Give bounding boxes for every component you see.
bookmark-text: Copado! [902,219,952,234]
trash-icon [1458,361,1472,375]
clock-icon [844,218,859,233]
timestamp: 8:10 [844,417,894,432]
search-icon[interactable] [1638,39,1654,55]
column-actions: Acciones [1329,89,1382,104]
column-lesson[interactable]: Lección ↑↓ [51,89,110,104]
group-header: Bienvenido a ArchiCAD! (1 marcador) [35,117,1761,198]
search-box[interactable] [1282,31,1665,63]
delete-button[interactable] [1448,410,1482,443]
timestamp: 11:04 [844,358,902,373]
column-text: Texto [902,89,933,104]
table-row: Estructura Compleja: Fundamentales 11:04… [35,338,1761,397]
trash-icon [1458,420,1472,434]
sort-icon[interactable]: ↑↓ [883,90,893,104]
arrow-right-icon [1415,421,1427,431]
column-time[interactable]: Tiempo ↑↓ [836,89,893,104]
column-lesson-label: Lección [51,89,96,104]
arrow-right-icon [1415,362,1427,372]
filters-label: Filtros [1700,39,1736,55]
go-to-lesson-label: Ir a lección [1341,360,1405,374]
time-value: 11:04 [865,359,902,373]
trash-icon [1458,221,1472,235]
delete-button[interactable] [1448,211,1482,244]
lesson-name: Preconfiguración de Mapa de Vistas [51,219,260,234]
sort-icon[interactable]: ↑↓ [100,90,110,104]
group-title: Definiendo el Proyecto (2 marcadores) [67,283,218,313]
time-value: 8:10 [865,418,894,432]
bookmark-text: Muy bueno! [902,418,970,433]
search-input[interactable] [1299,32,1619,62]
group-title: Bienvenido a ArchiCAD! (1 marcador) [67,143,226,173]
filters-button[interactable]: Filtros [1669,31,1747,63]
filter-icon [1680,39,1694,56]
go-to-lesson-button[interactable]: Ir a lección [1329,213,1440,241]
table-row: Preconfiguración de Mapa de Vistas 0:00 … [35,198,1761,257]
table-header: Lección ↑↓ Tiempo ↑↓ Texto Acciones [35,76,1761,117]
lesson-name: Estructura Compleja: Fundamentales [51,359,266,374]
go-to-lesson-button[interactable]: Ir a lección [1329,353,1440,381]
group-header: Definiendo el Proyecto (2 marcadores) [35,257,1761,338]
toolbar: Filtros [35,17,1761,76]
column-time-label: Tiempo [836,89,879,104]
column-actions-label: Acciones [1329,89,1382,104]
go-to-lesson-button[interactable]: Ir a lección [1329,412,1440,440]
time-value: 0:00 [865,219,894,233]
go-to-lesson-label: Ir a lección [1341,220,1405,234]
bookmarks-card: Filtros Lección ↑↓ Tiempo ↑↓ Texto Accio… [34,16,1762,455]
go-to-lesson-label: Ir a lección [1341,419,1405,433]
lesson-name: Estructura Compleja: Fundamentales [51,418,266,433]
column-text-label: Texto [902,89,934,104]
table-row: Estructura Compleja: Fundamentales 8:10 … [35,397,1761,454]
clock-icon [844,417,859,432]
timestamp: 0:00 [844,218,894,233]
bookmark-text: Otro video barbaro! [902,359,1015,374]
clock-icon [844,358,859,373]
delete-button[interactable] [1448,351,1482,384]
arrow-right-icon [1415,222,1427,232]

========

* Exercise brief:
Express all the rows above as a Markdown table with two columns, No. and Text, numbered from 1. Leave out any blank lines.

* Task response:
| No. | Text |
|---|---|
| 1 | Give bounding boxes for every component you see. |
| 2 | bookmark-text: Copado! [902,219,952,234] |
| 3 | trash-icon [1458,361,1472,375] |
| 4 | clock-icon [844,218,859,233] |
| 5 | timestamp: 8:10 [844,417,894,432] |
| 6 | search-icon[interactable] [1638,39,1654,55] |
| 7 | column-actions: Acciones [1329,89,1382,104] |
| 8 | column-lesson[interactable]: Lección ↑↓ [51,89,110,104] |
| 9 | group-header: Bienvenido a ArchiCAD! (1 marcador) [35,117,1761,198] |
| 10 | search-box[interactable] [1282,31,1665,63] |
| 11 | delete-button[interactable] [1448,410,1482,443] |
| 12 | timestamp: 11:04 [844,358,902,373] |
| 13 | column-text: Texto [902,89,933,104] |
| 14 | table-row: Estructura Compleja: Fundamentales 11:04… [35,338,1761,397] |
| 15 | trash-icon [1458,420,1472,434] |
| 16 | sort-icon[interactable]: ↑↓ [883,90,893,104] |
| 17 | arrow-right-icon [1415,421,1427,431] |
| 18 | column-time[interactable]: Tiempo ↑↓ [836,89,893,104] |
| 19 | column-lesson-label: Lección [51,89,96,104] |
| 20 | arrow-right-icon [1415,362,1427,372] |
| 21 | filters-label: Filtros [1700,39,1736,55] |
| 22 | go-to-lesson-label: Ir a lección [1341,360,1405,374] |
| 23 | time-value: 11:04 [865,359,902,373] |
| 24 | trash-icon [1458,221,1472,235] |
| 25 | delete-button[interactable] [1448,211,1482,244] |
| 26 | lesson-name: Preconfiguración de Mapa de Vistas [51,219,260,234] |
| 27 | sort-icon[interactable]: ↑↓ [100,90,110,104] |
| 28 | group-title: Definiendo el Proyecto (2 marcadores) [67,283,218,313] |
| 29 | time-value: 8:10 [865,418,894,432] |
| 30 | bookmark-text: Muy bueno! [902,418,970,433] |
| 31 | search-input[interactable] [1299,32,1619,62] |
| 32 | group-title: Bienvenido a ArchiCAD! (1 marcador) [67,143,226,173] |
| 33 | filters-button[interactable]: Filtros [1669,31,1747,63] |
| 34 | filter-icon [1680,39,1694,56] |
| 35 | go-to-lesson-button[interactable]: Ir a lección [1329,213,1440,241] |
| 36 | table-row: Preconfiguración de Mapa de Vistas 0:00 … [35,198,1761,257] |
| 37 | table-header: Lección ↑↓ Tiempo ↑↓ Texto Acciones [35,76,1761,117] |
| 38 | lesson-name: Estructura Compleja: Fundamentales [51,359,266,374] |
| 39 | go-to-lesson-button[interactable]: Ir a lección [1329,353,1440,381] |
| 40 | group-header: Definiendo el Proyecto (2 marcadores) [35,257,1761,338] |
| 41 | toolbar: Filtros [35,17,1761,76] |
| 42 | column-time-label: Tiempo [836,89,879,104] |
| 43 | column-actions-label: Acciones [1329,89,1382,104] |
| 44 | go-to-lesson-button[interactable]: Ir a lección [1329,412,1440,440] |
| 45 | time-value: 0:00 [865,219,894,233] |
| 46 | go-to-lesson-label: Ir a lección [1341,220,1405,234] |
| 47 | bookmarks-card: Filtros Lección ↑↓ Tiempo ↑↓ Texto Accio… [34,16,1762,455] |
| 48 | go-to-lesson-label: Ir a lección [1341,419,1405,433] |
| 49 | lesson-name: Estructura Compleja: Fundamentales [51,418,266,433] |
| 50 | column-text-label: Texto [902,89,934,104] |
| 51 | table-row: Estructura Compleja: Fundamentales 8:10 … [35,397,1761,454] |
| 52 | clock-icon [844,417,859,432] |
| 53 | timestamp: 0:00 [844,218,894,233] |
| 54 | bookmark-text: Otro video barbaro! [902,359,1015,374] |
| 55 | clock-icon [844,358,859,373] |
| 56 | delete-button[interactable] [1448,351,1482,384] |
| 57 | arrow-right-icon [1415,222,1427,232] |